TASK REQUIREMENTS: What follows are records. Restate all of them word for word.
----- RECORDS FOR THIS TASK -----
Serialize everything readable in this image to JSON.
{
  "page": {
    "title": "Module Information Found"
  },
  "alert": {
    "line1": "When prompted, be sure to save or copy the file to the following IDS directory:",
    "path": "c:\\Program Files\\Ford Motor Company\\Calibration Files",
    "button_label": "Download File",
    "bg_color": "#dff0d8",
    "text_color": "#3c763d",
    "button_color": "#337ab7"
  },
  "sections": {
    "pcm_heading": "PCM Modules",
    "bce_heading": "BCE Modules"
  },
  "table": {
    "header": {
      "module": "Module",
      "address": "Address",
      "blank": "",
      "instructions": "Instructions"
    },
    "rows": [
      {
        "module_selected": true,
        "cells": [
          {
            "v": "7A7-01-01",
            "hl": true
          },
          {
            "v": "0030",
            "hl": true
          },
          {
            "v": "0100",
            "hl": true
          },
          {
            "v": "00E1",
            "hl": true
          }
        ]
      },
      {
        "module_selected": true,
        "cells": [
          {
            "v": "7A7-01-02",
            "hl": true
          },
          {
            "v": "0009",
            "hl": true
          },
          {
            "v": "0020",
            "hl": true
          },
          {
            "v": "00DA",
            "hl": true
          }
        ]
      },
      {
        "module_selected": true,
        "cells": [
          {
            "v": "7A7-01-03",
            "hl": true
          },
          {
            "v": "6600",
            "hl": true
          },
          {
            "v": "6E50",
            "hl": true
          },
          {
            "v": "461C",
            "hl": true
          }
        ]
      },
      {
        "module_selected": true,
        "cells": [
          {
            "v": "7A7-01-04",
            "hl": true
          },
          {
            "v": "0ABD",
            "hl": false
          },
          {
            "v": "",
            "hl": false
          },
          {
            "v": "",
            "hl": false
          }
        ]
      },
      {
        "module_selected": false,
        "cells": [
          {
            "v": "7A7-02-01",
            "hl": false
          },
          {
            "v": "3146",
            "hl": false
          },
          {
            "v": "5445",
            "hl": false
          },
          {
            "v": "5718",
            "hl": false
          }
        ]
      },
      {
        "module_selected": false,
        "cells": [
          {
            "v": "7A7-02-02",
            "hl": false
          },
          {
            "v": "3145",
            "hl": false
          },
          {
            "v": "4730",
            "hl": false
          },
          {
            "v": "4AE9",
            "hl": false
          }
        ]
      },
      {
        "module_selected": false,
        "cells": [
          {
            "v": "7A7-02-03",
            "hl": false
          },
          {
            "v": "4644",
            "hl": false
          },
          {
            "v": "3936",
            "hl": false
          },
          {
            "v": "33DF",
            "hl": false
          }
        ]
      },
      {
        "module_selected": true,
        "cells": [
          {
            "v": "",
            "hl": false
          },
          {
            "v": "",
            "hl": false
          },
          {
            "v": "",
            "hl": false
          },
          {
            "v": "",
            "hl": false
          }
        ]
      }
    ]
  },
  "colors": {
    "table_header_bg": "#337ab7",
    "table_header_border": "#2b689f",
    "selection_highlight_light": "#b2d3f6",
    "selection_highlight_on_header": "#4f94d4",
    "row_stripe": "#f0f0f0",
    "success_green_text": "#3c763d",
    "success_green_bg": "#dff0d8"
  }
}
-----
OUTPUT OF THE EXERCISE:
Serialize everything readable in this image to JSON.
{
  "page": {
    "title": "Module Information Found"
  },
  "alert": {
    "line1": "When prompted, be sure to save or copy the file to the following IDS directory:",
    "path": "c:\\Program Files\\Ford Motor Company\\Calibration Files",
    "button_label": "Download File",
    "bg_color": "#dff0d8",
    "text_color": "#3c763d",
    "button_color": "#337ab7"
  },
  "sections": {
    "pcm_heading": "PCM Modules",
    "bce_heading": "BCE Modules"
  },
  "table": {
    "header": {
      "module": "Module",
      "address": "Address",
      "blank": "",
      "instructions": "Instructions"
    },
    "rows": [
      {
        "module_selected": true,
        "cells": [
          {
            "v": "7A7-01-01",
            "hl": true
          },
          {
            "v": "0030",
            "hl": true
          },
          {
            "v": "0100",
            "hl": true
          },
          {
            "v": "00E1",
            "hl": true
          }
        ]
      },
      {
        "module_selected": true,
        "cells": [
          {
            "v": "7A7-01-02",
            "hl": true
          },
          {
            "v": "0009",
            "hl": true
          },
          {
            "v": "0020",
            "hl": true
          },
          {
            "v": "00DA",
            "hl": true
          }
        ]
      },
      {
        "module_selected": true,
        "cells": [
          {
            "v": "7A7-01-03",
            "hl": true
          },
          {
            "v": "6600",
            "hl": true
          },
          {
            "v": "6E50",
            "hl": true
          },
          {
            "v": "461C",
            "hl": true
          }
        ]
      },
      {
        "module_selected": true,
        "cells": [
          {
            "v": "7A7-01-04",
            "hl": true
          },
          {
            "v": "0ABD",
            "hl": false
          },
          {
            "v": "",
            "hl": false
          },
          {
            "v": "",
            "hl": false
          }
        ]
      },
      {
        "module_selected": false,
        "cells": [
          {
            "v": "7A7-02-01",
            "hl": false
          },
          {
            "v": "3146",
            "hl": false
          },
          {
            "v": "5445",
            "hl": false
          },
          {
            "v": "5718",
            "hl": false
          }
        ]
      },
      {
        "module_selected": false,
        "cells": [
          {
            "v": "7A7-02-02",
            "hl": false
          },
          {
            "v": "3145",
            "hl": false
          },
          {
            "v": "4730",
            "hl": false
          },
          {
            "v": "4AE9",
            "hl": false
          }
        ]
      },
      {
        "module_selected": false,
        "cells": [
          {
            "v": "7A7-02-03",
            "hl": false
          },
          {
            "v": "4644",
            "hl": false
          },
          {
            "v": "3936",
            "hl": false
          },
          {
            "v": "33DF",
            "hl": false
          }
        ]
      },
      {
        "module_selected": true,
        "cells": [
          {
            "v": "",
            "hl": false
          },
          {
            "v": "",
            "hl": false
          },
          {
            "v": "",
            "hl": false
          },
          {
            "v": "",
            "hl": false
          }
        ]
      }
    ]
  },
  "colors": {
    "table_header_bg": "#337ab7",
    "table_header_border": "#2b689f",
    "selection_highlight_light": "#b2d3f6",
    "selection_highlight_on_header": "#4f94d4",
    "row_stripe": "#f0f0f0",
    "success_green_text": "#3c763d",
    "success_green_bg": "#dff0d8"
  }
}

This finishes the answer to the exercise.